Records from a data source
::::
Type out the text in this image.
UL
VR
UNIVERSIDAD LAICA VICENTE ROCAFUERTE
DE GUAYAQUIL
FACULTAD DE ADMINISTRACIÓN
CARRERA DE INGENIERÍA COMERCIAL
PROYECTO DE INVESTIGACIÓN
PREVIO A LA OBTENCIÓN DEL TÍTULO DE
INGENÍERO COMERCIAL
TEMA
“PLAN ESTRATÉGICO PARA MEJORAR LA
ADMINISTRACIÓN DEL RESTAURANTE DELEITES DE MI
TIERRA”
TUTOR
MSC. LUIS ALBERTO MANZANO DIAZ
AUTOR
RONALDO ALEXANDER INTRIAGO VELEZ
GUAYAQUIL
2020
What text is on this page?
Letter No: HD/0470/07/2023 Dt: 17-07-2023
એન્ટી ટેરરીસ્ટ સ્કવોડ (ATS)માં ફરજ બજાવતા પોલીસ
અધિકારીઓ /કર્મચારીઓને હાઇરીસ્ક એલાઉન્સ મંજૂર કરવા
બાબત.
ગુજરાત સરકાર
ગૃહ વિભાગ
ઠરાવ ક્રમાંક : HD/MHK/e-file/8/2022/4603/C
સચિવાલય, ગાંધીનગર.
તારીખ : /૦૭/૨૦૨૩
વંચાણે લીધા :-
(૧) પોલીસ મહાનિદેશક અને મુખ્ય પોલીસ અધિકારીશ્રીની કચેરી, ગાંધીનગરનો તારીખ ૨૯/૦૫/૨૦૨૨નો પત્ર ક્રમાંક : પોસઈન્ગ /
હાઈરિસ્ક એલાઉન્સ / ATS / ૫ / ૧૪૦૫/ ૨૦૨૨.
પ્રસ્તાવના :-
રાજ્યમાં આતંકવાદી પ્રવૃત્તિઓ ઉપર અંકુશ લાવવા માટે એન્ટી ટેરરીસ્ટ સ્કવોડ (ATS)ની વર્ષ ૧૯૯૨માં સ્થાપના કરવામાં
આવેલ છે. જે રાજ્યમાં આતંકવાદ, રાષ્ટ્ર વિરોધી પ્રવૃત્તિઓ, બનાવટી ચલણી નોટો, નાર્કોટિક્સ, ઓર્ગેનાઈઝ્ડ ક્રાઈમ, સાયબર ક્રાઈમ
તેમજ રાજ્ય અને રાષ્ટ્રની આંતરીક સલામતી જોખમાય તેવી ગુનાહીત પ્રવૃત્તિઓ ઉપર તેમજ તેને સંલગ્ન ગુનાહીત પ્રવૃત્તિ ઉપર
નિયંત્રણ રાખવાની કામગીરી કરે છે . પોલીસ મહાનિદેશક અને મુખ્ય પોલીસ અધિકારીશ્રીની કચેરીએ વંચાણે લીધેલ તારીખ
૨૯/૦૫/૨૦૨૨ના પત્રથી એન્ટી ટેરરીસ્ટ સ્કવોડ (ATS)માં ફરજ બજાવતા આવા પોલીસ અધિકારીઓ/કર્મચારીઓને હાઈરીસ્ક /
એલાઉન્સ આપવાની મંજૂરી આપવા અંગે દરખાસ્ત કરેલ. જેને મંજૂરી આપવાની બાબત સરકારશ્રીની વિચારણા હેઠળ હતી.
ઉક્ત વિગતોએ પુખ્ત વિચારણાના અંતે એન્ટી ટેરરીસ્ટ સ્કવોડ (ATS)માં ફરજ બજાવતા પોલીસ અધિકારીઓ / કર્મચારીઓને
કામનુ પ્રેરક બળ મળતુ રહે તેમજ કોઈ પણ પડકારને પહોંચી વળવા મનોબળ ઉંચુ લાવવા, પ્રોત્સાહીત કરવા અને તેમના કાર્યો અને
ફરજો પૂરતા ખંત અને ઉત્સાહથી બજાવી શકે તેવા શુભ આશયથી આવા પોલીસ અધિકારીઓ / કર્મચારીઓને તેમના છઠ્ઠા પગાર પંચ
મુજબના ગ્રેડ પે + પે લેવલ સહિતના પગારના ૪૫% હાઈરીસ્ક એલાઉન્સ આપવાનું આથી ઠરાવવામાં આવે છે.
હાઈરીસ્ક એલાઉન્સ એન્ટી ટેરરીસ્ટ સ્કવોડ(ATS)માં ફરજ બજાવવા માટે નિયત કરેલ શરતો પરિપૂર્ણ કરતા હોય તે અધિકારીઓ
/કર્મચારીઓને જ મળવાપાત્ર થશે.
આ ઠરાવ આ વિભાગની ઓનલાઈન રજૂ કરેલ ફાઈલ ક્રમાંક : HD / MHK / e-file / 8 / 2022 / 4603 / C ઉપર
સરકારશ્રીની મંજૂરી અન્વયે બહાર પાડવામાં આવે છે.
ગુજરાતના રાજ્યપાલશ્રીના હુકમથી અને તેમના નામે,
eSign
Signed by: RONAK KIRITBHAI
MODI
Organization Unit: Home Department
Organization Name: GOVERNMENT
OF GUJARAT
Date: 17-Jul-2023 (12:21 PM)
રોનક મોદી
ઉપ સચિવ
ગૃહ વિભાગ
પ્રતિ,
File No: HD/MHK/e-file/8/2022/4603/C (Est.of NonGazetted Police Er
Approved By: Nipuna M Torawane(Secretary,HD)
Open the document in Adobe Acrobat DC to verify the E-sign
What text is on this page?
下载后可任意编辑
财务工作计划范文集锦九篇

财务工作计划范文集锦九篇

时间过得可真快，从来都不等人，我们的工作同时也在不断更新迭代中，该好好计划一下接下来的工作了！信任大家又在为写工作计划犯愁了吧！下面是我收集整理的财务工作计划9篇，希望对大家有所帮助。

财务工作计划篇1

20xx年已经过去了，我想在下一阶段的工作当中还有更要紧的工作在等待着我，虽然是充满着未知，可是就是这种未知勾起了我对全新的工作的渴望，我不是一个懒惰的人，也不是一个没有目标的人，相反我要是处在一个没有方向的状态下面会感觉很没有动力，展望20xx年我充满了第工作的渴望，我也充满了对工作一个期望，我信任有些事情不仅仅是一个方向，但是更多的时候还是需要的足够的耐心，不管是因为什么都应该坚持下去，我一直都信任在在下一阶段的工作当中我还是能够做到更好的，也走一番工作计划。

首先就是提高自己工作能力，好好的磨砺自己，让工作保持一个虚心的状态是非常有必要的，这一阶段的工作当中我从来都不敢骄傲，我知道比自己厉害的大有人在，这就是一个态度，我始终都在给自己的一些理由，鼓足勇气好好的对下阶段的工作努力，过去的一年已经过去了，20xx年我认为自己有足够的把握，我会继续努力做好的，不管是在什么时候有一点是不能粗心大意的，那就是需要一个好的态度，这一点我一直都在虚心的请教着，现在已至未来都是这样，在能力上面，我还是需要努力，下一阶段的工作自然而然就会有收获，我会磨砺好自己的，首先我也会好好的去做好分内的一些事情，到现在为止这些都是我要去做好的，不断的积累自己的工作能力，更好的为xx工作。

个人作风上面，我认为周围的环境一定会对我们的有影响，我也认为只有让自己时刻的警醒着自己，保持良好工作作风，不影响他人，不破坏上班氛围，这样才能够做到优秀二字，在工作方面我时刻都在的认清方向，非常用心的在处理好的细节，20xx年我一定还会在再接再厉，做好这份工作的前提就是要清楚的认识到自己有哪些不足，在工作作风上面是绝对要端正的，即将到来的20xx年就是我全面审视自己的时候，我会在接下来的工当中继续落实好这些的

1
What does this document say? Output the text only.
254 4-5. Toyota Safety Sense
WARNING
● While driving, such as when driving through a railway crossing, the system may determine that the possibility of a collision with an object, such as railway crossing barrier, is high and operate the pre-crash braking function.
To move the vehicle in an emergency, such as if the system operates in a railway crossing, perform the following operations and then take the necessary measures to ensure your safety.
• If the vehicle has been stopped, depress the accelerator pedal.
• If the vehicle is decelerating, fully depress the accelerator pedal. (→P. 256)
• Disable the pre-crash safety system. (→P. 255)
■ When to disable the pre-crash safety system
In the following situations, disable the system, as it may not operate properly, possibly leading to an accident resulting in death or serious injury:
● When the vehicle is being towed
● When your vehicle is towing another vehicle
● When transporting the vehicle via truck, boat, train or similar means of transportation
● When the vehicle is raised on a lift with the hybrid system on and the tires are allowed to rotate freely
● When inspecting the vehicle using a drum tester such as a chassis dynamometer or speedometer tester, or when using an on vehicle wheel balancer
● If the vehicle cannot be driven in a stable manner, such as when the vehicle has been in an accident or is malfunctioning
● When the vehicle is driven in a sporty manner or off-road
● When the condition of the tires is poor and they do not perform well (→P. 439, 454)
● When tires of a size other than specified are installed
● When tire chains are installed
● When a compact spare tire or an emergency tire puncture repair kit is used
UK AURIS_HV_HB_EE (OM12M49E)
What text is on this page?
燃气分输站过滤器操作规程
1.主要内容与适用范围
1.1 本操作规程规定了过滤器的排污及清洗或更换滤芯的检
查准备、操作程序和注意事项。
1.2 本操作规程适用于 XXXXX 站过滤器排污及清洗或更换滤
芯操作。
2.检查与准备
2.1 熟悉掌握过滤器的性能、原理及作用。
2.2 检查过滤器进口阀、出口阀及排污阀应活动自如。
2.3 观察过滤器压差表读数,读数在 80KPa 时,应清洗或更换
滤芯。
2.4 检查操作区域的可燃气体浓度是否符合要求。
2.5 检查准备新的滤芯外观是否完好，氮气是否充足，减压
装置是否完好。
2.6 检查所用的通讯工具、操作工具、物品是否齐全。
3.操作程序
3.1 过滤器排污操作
::::
PROBLEM. Extract all lines containing the word "tires".

WRITTEN ANSWER.
● When the vehicle is raised on a lift with the hybrid system on and the tires are allowed to rotate freely
● When the condition of the tires is poor and they do not perform well (→P. 439, 454)
● When tires of a size other than specified are installed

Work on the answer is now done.